Exercise: Find the string "pavement" and gather every line that holds it.

## begin Exercise material

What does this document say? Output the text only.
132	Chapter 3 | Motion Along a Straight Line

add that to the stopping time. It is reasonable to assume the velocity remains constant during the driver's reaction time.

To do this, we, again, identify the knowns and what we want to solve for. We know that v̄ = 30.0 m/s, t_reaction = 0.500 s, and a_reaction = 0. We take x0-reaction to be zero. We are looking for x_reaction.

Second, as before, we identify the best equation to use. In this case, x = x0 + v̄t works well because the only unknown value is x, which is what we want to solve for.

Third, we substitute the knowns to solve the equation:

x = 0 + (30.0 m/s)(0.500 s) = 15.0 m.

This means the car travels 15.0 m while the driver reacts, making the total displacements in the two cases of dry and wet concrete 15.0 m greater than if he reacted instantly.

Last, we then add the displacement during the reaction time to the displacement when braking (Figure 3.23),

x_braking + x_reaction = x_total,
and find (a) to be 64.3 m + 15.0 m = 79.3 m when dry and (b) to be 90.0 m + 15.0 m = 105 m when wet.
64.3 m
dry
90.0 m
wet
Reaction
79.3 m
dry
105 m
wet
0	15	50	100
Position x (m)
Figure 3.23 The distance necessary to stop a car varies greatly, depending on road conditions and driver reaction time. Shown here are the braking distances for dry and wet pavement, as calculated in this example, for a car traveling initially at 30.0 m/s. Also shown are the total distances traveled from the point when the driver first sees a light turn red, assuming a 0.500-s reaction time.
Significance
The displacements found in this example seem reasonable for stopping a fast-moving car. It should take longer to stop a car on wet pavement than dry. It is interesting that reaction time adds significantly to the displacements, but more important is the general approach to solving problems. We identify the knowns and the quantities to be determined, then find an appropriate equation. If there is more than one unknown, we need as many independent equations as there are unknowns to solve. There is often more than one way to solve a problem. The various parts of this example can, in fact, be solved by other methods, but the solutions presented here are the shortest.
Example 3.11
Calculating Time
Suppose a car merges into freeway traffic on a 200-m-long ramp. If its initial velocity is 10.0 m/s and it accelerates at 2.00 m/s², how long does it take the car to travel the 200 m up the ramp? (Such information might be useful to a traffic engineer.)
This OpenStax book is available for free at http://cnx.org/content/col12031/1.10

## end Exercise material

Answer:
Figure 3.23 The distance necessary to stop a car varies greatly, depending on road conditions and driver reaction time. Shown here are the braking distances for dry and wet pavement, as calculated in this example, for a car traveling initially at 30.0 m/s. Also shown are the total distances traveled from the point when the driver first sees a light turn red, assuming a 0.500-s reaction time.
The displacements found in this example seem reasonable for stopping a fast-moving car. It should take longer to stop a car on wet pavement than dry. It is interesting that reaction time adds significantly to the displacements, but more important is the general approach to solving problems. We identify the knowns and the quantities to be determined, then find an appropriate equation. If there is more than one unknown, we need as many independent equations as there are unknowns to solve. There is often more than one way to solve a problem. The various parts of this example can, in fact, be solved by other methods, but the solutions presented here are the shortest.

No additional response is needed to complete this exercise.